#### [Task to carry out]
Skip the pictures. Copy all the rest of the records down exactly.

#### [Data for the task]
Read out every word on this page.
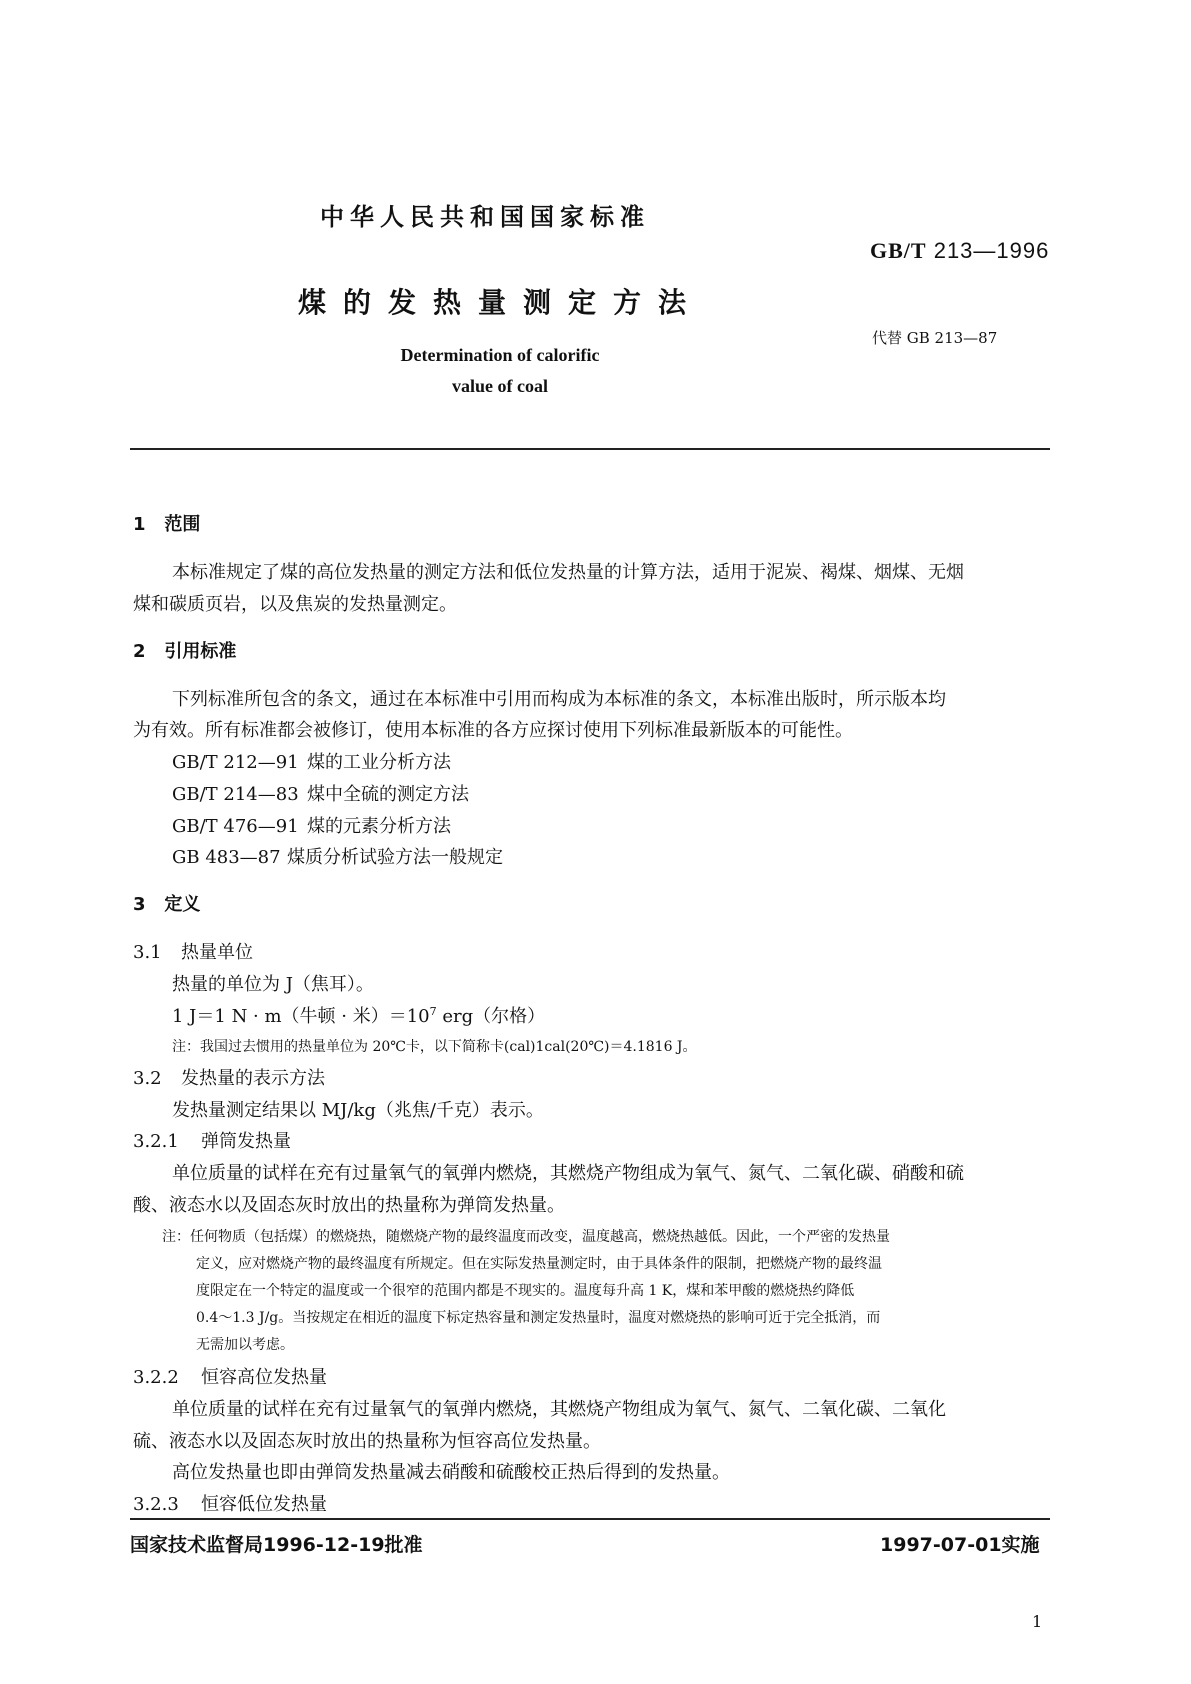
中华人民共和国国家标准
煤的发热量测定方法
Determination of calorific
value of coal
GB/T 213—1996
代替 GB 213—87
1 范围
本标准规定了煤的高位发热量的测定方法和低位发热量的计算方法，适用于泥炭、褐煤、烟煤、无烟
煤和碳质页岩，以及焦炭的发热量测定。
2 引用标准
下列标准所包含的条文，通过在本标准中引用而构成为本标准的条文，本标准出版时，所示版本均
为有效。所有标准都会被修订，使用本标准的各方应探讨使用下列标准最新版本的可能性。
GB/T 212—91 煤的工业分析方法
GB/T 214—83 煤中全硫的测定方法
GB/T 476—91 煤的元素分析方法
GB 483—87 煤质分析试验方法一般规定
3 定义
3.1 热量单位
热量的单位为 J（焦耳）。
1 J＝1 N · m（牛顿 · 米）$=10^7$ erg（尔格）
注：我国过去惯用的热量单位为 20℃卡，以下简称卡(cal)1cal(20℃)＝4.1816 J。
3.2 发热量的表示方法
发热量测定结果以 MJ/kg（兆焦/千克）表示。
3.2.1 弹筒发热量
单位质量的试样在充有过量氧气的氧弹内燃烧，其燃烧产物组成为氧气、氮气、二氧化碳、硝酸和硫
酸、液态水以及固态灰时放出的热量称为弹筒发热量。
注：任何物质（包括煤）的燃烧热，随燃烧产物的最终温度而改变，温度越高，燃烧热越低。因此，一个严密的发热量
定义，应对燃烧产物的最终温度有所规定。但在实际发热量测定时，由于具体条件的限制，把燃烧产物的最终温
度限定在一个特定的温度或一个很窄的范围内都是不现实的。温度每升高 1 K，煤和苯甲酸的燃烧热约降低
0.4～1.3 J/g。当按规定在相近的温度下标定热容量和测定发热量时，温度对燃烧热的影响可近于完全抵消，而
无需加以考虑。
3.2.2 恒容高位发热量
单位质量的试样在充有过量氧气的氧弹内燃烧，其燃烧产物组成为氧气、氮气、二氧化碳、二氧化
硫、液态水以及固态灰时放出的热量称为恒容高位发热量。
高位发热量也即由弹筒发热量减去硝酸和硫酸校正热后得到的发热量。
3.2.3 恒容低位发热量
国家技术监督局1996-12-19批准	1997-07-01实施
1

#### [Exercise result]
Read out every word on this page.
中华人民共和国国家标准
煤的发热量测定方法
Determination of calorific
value of coal
GB/T 213—1996
代替 GB 213—87
1 范围
本标准规定了煤的高位发热量的测定方法和低位发热量的计算方法，适用于泥炭、褐煤、烟煤、无烟
煤和碳质页岩，以及焦炭的发热量测定。
2 引用标准
下列标准所包含的条文，通过在本标准中引用而构成为本标准的条文，本标准出版时，所示版本均
为有效。所有标准都会被修订，使用本标准的各方应探讨使用下列标准最新版本的可能性。
GB/T 212—91 煤的工业分析方法
GB/T 214—83 煤中全硫的测定方法
GB/T 476—91 煤的元素分析方法
GB 483—87 煤质分析试验方法一般规定
3 定义
3.1 热量单位
热量的单位为 J（焦耳）。
1 J＝1 N · m（牛顿 · 米）$=10^7$ erg（尔格）
注：我国过去惯用的热量单位为 20℃卡，以下简称卡(cal)1cal(20℃)＝4.1816 J。
3.2 发热量的表示方法
发热量测定结果以 MJ/kg（兆焦/千克）表示。
3.2.1 弹筒发热量
单位质量的试样在充有过量氧气的氧弹内燃烧，其燃烧产物组成为氧气、氮气、二氧化碳、硝酸和硫
酸、液态水以及固态灰时放出的热量称为弹筒发热量。
注：任何物质（包括煤）的燃烧热，随燃烧产物的最终温度而改变，温度越高，燃烧热越低。因此，一个严密的发热量
定义，应对燃烧产物的最终温度有所规定。但在实际发热量测定时，由于具体条件的限制，把燃烧产物的最终温
度限定在一个特定的温度或一个很窄的范围内都是不现实的。温度每升高 1 K，煤和苯甲酸的燃烧热约降低
0.4～1.3 J/g。当按规定在相近的温度下标定热容量和测定发热量时，温度对燃烧热的影响可近于完全抵消，而
无需加以考虑。
3.2.2 恒容高位发热量
单位质量的试样在充有过量氧气的氧弹内燃烧，其燃烧产物组成为氧气、氮气、二氧化碳、二氧化
硫、液态水以及固态灰时放出的热量称为恒容高位发热量。
高位发热量也即由弹筒发热量减去硝酸和硫酸校正热后得到的发热量。
3.2.3 恒容低位发热量
国家技术监督局1996-12-19批准	1997-07-01实施
1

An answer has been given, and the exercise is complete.